* [RECORDED INFORMATION]:
=-=-=
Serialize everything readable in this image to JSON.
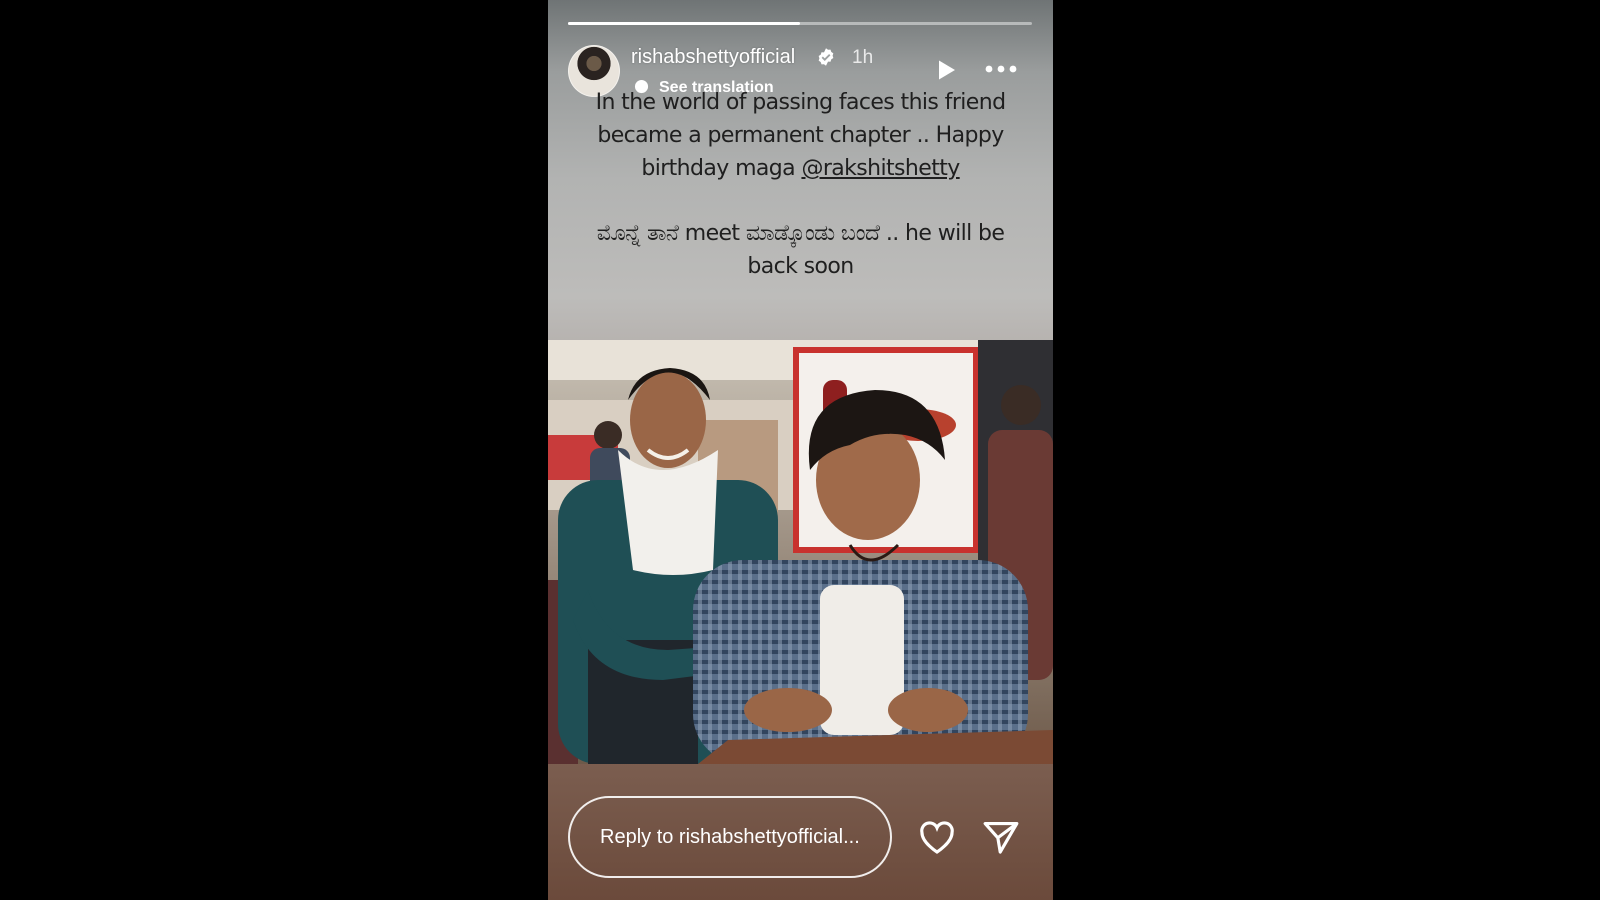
{
  "story": {
    "progress": 0.5,
    "username": "rishabshettyofficial",
    "time": "1h",
    "see_translation": "See translation",
    "caption_line1": "In the world of passing faces this friend became a permanent chapter .. Happy birthday maga ",
    "mention": "@rakshitshetty",
    "caption_line2": "ಮೊನ್ನೆ ತಾನೆ meet ಮಾಡ್ಕೊಂಡು ಬಂದೆ .. he will be back soon",
    "reply_placeholder": "Reply to rishabshettyofficial...",
    "icons": {
      "verified": "verified-badge-icon",
      "play": "play-icon",
      "more": "more-options-icon",
      "translate": "translate-icon",
      "like": "heart-icon",
      "share": "send-icon"
    }
  }
}
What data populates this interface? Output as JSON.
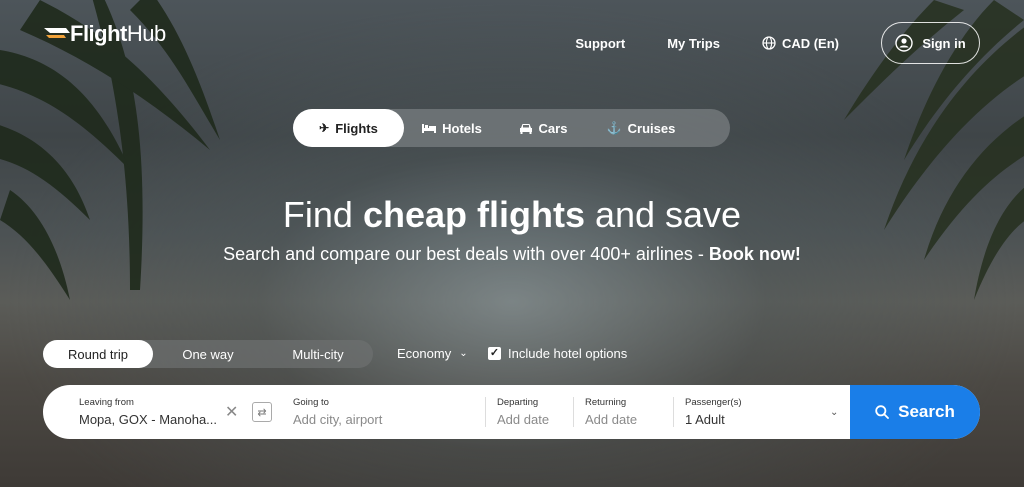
{
  "brand": {
    "name_bold": "Flight",
    "name_light": "Hub"
  },
  "nav": {
    "support": "Support",
    "my_trips": "My Trips",
    "currency": "CAD (En)",
    "sign_in": "Sign in"
  },
  "product_tabs": [
    {
      "label": "Flights",
      "icon": "airplane-icon",
      "active": true
    },
    {
      "label": "Hotels",
      "icon": "bed-icon",
      "active": false
    },
    {
      "label": "Cars",
      "icon": "car-icon",
      "active": false
    },
    {
      "label": "Cruises",
      "icon": "anchor-icon",
      "active": false
    }
  ],
  "hero": {
    "title_pre": "Find ",
    "title_bold": "cheap flights",
    "title_post": " and save",
    "subtitle_pre": "Search and compare our best deals with over 400+ airlines - ",
    "subtitle_bold": "Book now!"
  },
  "trip_types": [
    {
      "label": "Round trip",
      "active": true
    },
    {
      "label": "One way",
      "active": false
    },
    {
      "label": "Multi-city",
      "active": false
    }
  ],
  "cabin_class": "Economy",
  "hotel_option": {
    "label": "Include hotel options",
    "checked": true
  },
  "search": {
    "from_label": "Leaving from",
    "from_value": "Mopa, GOX - Manoha...",
    "to_label": "Going to",
    "to_placeholder": "Add city, airport",
    "depart_label": "Departing",
    "depart_placeholder": "Add date",
    "return_label": "Returning",
    "return_placeholder": "Add date",
    "pax_label": "Passenger(s)",
    "pax_value": "1 Adult",
    "button": "Search"
  },
  "colors": {
    "accent": "#1a7ee8"
  }
}
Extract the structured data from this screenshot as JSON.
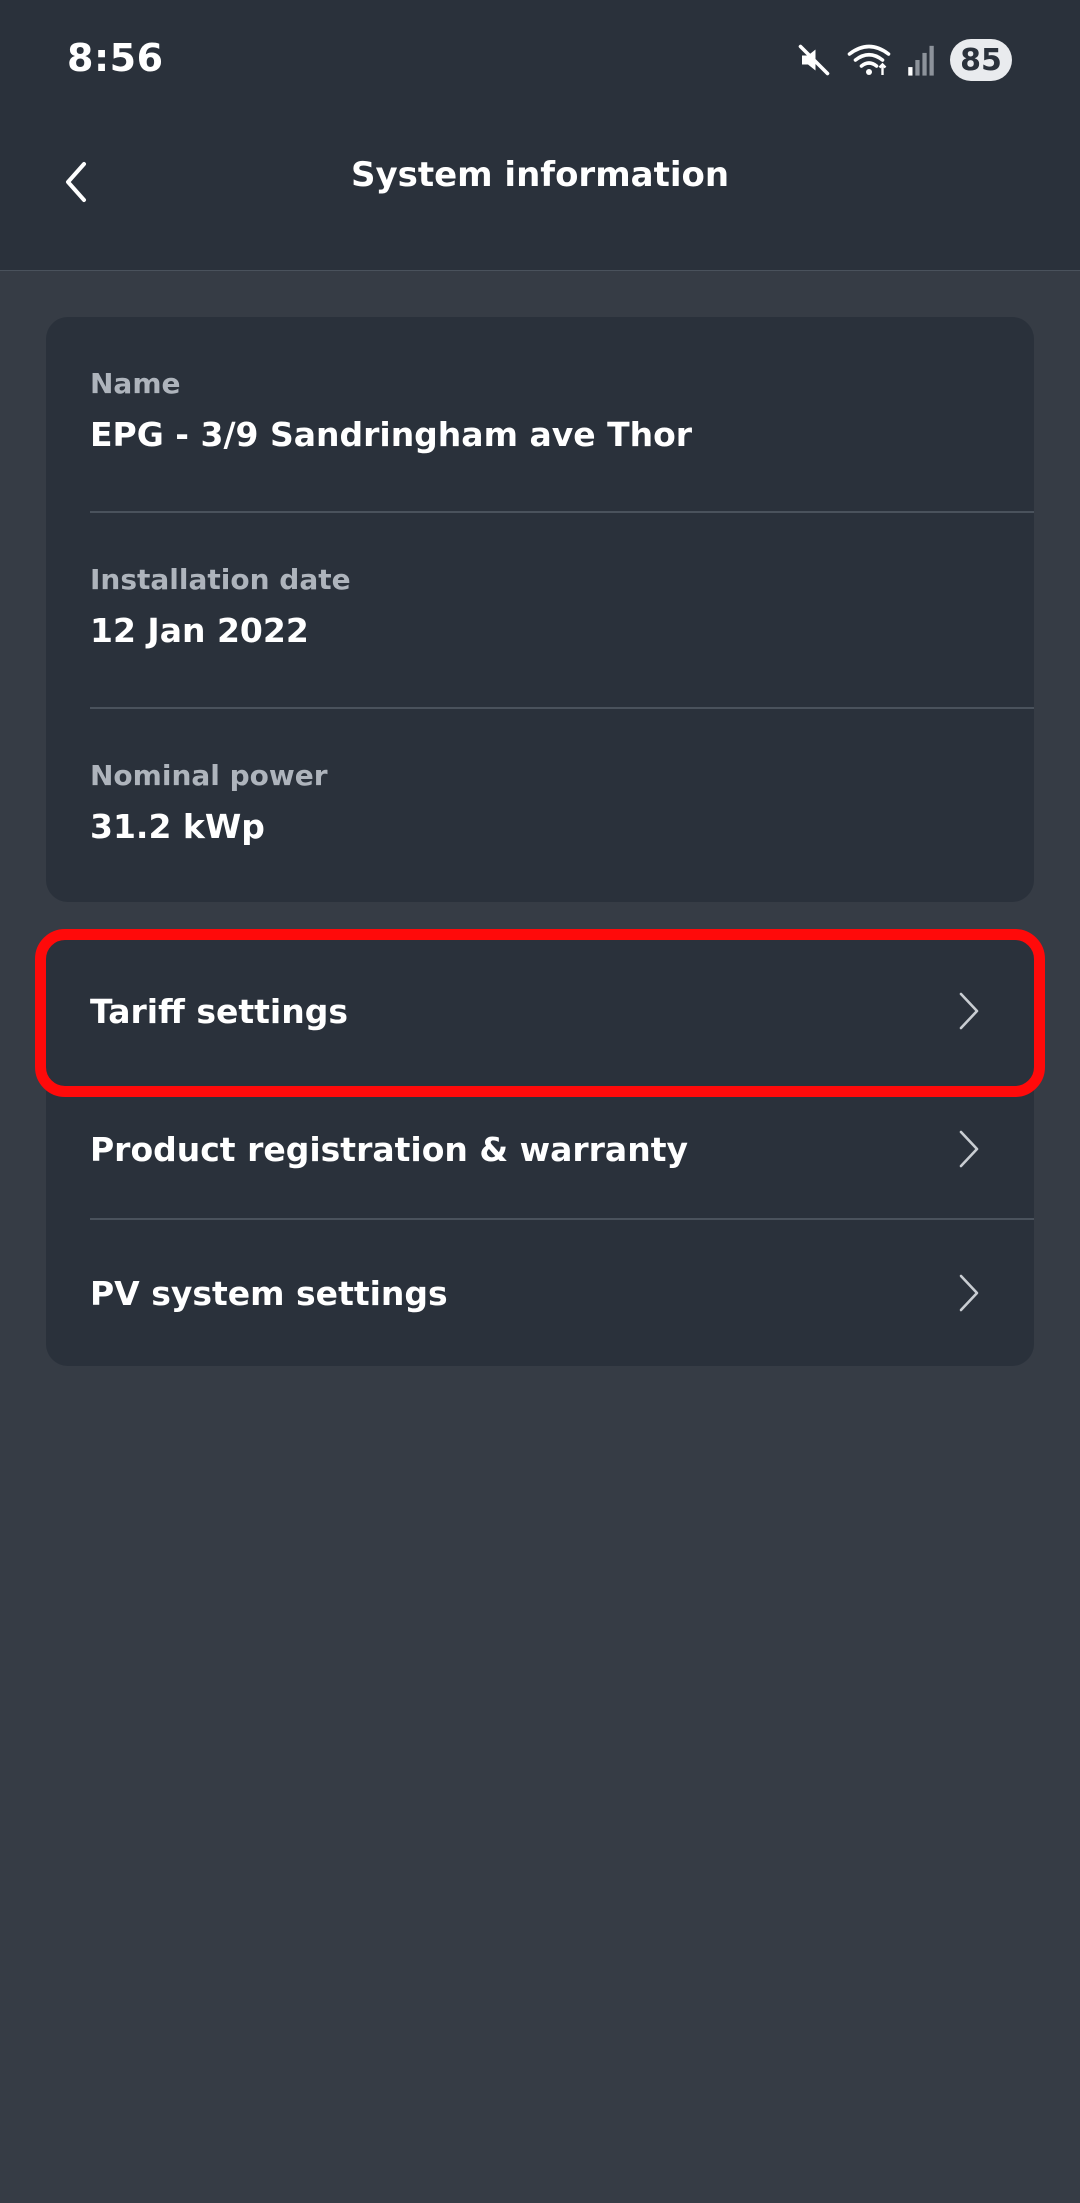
{
  "status_bar": {
    "time": "8:56",
    "battery": "85",
    "icons": [
      "mute-icon",
      "wifi-icon",
      "signal-icon"
    ]
  },
  "header": {
    "title": "System information",
    "back_icon": "chevron-left-icon"
  },
  "info": [
    {
      "label": "Name",
      "value": "EPG - 3/9 Sandringham ave Thor"
    },
    {
      "label": "Installation date",
      "value": "12 Jan 2022"
    },
    {
      "label": "Nominal power",
      "value": "31.2 kWp"
    }
  ],
  "nav": [
    {
      "label": "Tariff settings",
      "highlighted": true
    },
    {
      "label": "Product registration & warranty"
    },
    {
      "label": "PV system settings"
    }
  ],
  "colors": {
    "background": "#363c45",
    "card": "#2a313b",
    "highlight": "#ff0a0a"
  }
}
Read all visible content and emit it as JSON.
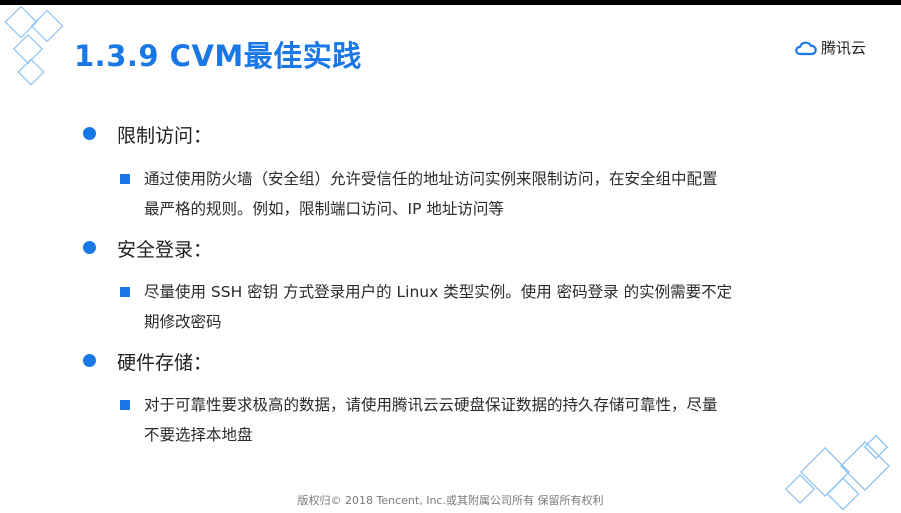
{
  "slide": {
    "title": "1.3.9 CVM最佳实践",
    "brand": {
      "logo_text": "腾讯云",
      "icon": "cloud-logo-icon",
      "accent_color": "#1a78e6"
    },
    "sections": [
      {
        "heading": "限制访问：",
        "detail_lines": [
          "通过使用防火墙（安全组）允许受信任的地址访问实例来限制访问，在安全组中配置",
          "最严格的规则。例如，限制端口访问、IP 地址访问等"
        ]
      },
      {
        "heading": "安全登录：",
        "detail_lines": [
          "尽量使用 SSH 密钥 方式登录用户的 Linux 类型实例。使用 密码登录 的实例需要不定",
          "期修改密码"
        ]
      },
      {
        "heading": "硬件存储：",
        "detail_lines": [
          "对于可靠性要求极高的数据，请使用腾讯云云硬盘保证数据的持久存储可靠性，尽量",
          "不要选择本地盘"
        ]
      }
    ],
    "footer": "版权归© 2018 Tencent, Inc.或其附属公司所有 保留所有权利"
  }
}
=-=-=
Counting only lines of the data above that hold "date", report the total and nothing else.

3